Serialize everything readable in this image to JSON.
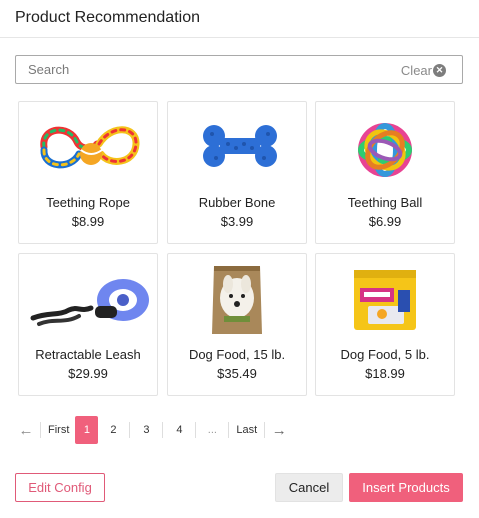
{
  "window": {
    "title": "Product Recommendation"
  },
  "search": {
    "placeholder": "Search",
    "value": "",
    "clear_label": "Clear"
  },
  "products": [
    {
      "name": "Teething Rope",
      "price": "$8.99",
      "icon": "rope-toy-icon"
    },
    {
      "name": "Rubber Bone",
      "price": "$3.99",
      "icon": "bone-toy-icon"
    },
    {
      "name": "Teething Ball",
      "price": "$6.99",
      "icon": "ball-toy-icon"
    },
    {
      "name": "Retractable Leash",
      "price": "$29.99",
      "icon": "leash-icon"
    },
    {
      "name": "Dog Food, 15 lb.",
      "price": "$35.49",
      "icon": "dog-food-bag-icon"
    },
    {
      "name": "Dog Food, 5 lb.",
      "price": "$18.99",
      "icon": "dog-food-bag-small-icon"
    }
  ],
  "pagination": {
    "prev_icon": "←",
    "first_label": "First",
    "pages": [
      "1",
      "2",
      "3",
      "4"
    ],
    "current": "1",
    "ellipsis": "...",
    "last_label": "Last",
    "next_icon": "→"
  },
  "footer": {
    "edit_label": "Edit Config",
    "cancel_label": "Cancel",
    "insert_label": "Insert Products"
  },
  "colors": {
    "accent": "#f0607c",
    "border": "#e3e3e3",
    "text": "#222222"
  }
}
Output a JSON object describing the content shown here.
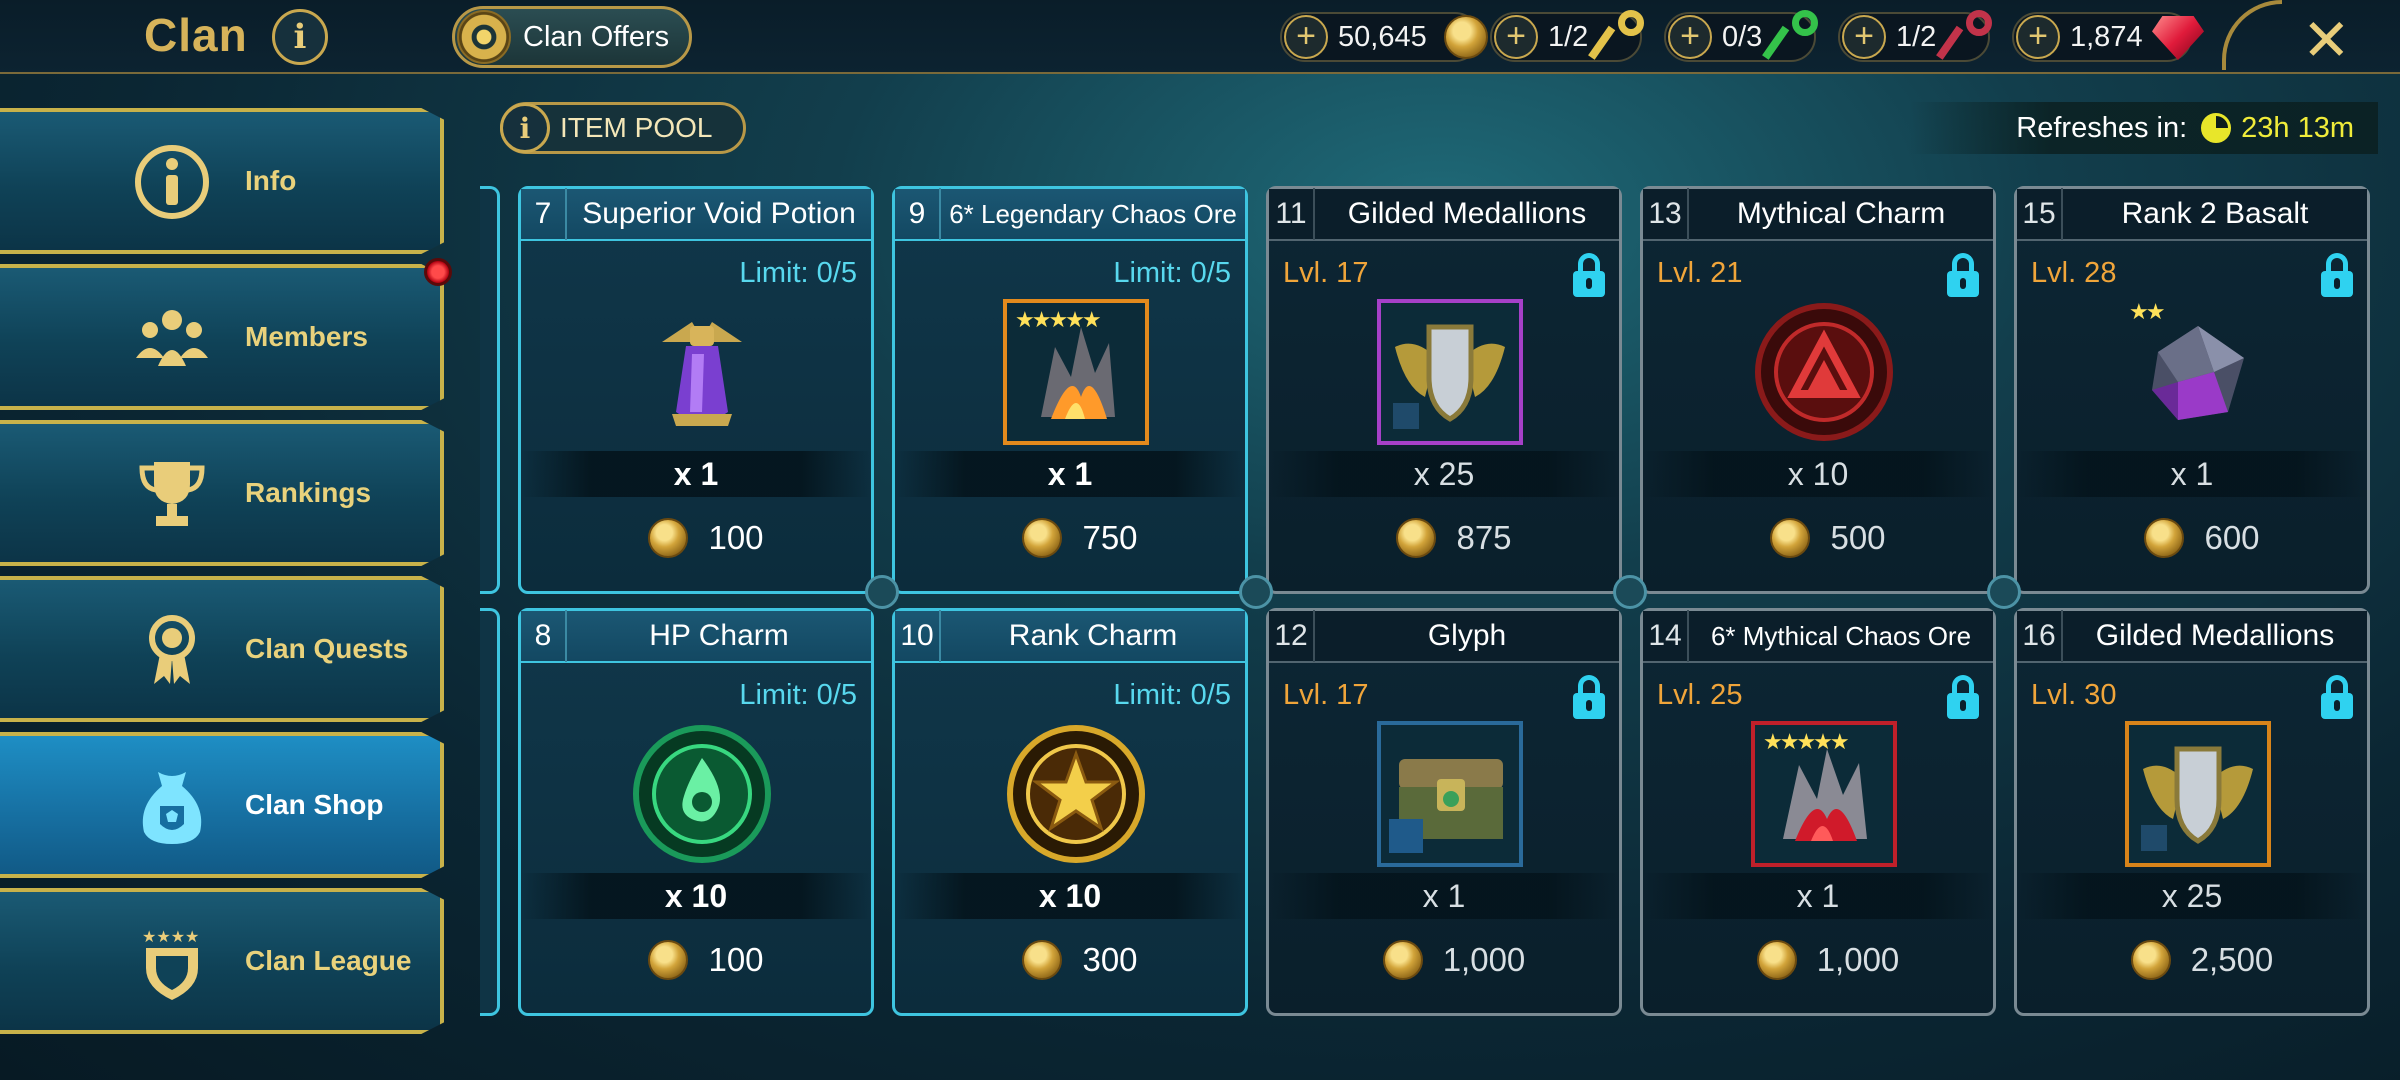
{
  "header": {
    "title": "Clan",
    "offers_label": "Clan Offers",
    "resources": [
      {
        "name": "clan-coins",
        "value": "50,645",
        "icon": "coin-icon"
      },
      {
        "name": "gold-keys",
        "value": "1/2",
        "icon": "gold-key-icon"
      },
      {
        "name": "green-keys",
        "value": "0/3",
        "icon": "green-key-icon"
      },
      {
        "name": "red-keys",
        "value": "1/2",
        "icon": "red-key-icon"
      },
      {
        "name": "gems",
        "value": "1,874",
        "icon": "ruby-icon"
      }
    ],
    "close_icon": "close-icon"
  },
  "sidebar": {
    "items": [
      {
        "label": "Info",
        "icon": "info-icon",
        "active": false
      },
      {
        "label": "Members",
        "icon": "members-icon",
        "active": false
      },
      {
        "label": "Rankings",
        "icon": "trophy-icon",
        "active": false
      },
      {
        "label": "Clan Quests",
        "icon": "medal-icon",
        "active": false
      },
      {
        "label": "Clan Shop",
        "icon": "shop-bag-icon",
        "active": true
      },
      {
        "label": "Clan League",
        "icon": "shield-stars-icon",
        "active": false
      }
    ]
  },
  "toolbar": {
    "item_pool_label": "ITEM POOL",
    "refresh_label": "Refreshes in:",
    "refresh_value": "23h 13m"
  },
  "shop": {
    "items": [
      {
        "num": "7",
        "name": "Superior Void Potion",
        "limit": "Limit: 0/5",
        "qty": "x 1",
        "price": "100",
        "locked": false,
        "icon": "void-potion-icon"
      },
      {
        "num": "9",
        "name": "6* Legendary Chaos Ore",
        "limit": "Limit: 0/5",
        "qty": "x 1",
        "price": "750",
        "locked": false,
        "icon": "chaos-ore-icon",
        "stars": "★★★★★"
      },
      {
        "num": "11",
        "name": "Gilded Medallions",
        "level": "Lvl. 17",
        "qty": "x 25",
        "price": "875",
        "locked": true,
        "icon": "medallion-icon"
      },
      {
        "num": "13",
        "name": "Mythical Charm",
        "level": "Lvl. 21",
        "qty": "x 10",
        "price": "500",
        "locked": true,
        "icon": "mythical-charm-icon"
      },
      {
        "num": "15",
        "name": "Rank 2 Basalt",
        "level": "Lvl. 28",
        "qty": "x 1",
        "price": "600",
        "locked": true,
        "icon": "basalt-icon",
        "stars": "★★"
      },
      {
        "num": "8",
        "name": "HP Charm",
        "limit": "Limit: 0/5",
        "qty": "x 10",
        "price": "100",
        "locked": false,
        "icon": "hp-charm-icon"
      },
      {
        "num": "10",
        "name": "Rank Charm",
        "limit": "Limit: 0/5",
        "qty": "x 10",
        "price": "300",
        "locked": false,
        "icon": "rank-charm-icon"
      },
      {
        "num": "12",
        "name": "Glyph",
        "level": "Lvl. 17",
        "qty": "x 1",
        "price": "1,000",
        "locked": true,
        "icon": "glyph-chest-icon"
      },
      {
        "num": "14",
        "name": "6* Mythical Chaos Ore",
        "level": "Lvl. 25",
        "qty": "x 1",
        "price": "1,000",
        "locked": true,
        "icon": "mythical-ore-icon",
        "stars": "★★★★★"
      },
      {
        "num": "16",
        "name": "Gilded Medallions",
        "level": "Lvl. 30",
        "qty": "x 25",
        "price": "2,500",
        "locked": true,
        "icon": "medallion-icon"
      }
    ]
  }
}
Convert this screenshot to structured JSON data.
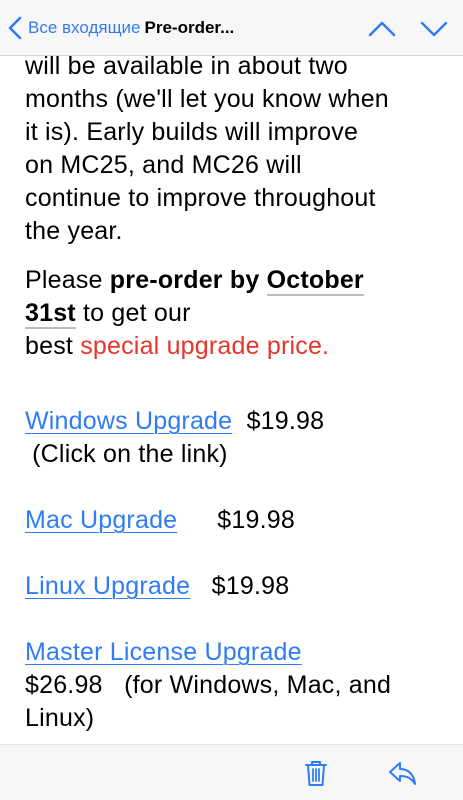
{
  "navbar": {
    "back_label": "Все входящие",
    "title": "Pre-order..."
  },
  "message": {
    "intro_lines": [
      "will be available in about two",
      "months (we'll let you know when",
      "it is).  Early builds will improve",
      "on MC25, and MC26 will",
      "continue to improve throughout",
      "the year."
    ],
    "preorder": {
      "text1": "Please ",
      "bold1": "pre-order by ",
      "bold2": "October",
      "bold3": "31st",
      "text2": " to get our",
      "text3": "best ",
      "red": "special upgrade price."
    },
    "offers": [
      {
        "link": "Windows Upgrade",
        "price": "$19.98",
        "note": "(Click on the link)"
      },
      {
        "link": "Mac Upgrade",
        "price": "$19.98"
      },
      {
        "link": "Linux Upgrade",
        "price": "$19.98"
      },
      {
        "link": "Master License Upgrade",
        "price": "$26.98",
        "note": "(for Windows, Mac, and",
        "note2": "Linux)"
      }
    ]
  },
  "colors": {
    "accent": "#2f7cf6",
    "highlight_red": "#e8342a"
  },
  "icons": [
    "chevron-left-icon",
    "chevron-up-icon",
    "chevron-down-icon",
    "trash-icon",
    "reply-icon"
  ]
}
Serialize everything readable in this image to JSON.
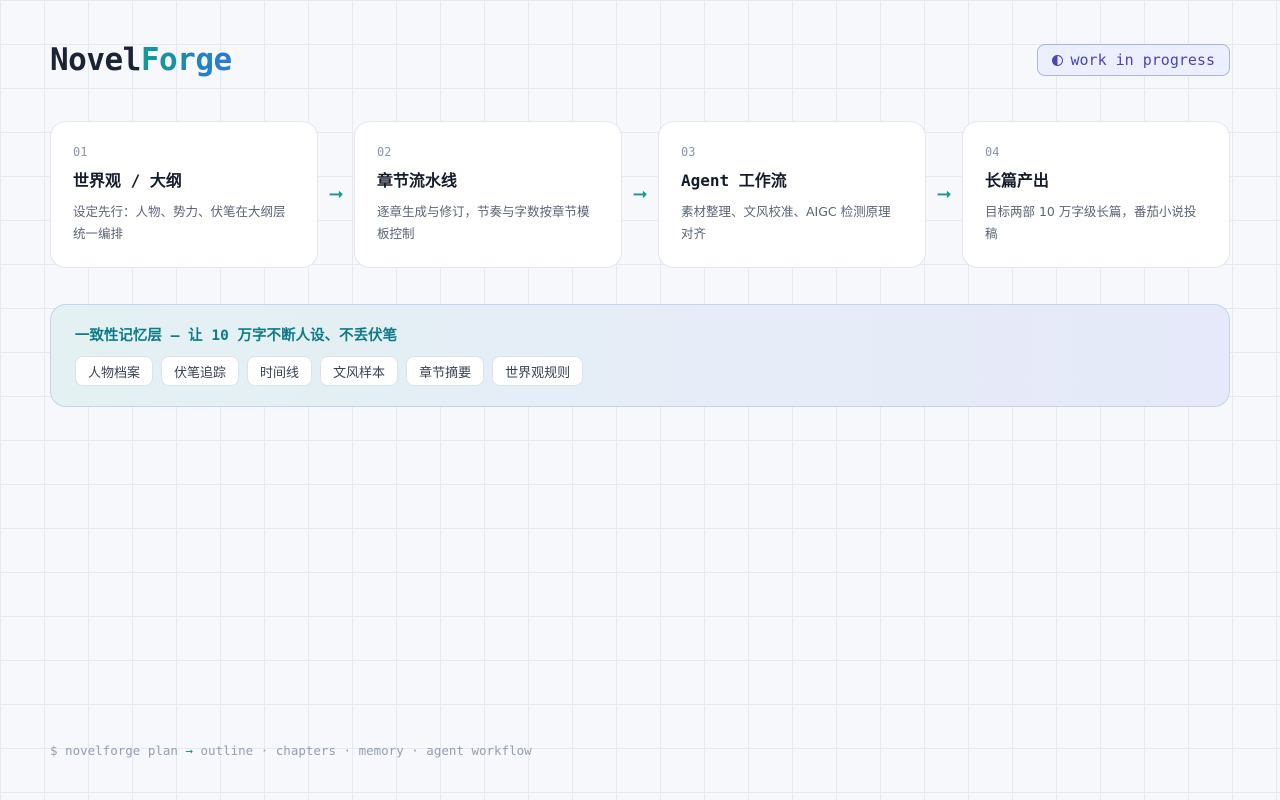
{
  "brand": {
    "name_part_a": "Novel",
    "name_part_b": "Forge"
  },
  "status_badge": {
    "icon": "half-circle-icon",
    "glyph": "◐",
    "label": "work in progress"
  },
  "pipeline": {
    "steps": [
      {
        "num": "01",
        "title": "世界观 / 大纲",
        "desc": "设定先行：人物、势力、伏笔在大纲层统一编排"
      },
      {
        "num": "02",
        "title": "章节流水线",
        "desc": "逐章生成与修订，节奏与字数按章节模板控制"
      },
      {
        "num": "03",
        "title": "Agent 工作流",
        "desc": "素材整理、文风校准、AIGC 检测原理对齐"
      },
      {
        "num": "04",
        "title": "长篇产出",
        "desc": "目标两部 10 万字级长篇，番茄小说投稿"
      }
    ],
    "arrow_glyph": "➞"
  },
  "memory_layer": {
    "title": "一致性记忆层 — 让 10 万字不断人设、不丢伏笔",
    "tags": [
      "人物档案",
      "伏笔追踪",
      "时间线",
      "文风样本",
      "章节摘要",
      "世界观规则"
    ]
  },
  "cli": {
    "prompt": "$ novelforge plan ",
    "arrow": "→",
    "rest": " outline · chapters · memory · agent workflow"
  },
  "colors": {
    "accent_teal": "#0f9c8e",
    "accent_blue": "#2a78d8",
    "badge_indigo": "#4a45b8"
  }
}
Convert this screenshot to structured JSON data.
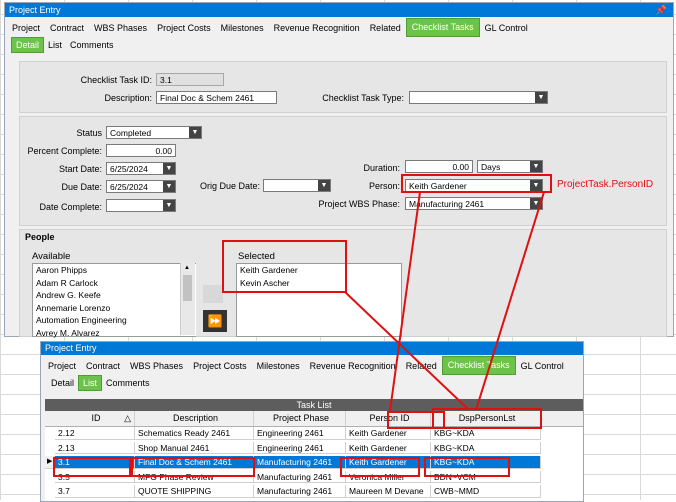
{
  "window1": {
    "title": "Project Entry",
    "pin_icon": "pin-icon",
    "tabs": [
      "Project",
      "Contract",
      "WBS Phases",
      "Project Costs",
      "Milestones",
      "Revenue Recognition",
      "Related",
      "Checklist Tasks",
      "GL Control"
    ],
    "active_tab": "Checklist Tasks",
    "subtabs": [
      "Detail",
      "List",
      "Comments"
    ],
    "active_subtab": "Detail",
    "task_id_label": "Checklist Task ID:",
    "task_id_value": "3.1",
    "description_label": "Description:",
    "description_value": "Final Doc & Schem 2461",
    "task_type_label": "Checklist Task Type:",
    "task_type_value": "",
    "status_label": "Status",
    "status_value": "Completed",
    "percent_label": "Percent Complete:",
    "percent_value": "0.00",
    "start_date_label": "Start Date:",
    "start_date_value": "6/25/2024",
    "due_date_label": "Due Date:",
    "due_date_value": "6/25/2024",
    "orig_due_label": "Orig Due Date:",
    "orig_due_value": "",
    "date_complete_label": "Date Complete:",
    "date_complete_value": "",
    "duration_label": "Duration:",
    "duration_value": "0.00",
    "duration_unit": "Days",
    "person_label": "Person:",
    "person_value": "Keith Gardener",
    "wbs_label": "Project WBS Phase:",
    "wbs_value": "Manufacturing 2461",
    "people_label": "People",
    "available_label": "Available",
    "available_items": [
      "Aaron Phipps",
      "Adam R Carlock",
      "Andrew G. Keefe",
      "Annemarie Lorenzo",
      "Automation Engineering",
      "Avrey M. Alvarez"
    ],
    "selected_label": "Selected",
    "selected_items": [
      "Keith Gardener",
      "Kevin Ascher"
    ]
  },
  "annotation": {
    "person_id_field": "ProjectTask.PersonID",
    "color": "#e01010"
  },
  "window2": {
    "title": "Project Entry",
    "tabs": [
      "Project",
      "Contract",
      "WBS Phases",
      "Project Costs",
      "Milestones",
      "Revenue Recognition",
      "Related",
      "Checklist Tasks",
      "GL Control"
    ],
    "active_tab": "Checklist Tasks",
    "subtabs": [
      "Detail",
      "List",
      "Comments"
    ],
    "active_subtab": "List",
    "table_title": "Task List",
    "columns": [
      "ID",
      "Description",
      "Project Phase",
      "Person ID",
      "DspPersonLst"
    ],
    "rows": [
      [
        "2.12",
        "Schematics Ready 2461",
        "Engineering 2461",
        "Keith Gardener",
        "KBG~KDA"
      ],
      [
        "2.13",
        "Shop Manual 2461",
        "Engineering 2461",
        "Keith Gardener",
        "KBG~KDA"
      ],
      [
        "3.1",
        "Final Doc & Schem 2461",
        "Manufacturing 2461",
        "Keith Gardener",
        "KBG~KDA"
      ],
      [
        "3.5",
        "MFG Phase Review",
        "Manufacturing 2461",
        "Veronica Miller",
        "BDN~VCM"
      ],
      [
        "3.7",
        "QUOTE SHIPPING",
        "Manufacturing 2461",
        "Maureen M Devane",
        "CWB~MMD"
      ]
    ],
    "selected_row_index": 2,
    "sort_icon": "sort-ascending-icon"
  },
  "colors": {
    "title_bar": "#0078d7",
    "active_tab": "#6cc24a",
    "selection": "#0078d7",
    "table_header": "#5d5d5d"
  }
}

* [EXERCISE PROMPT] Show all lines from the records above where the word "Windows" occurs.

* [RESPONSE TO THE EXERCISE]
        "link": "Windows Upgrade",
        "note": "(for Windows, Mac, and",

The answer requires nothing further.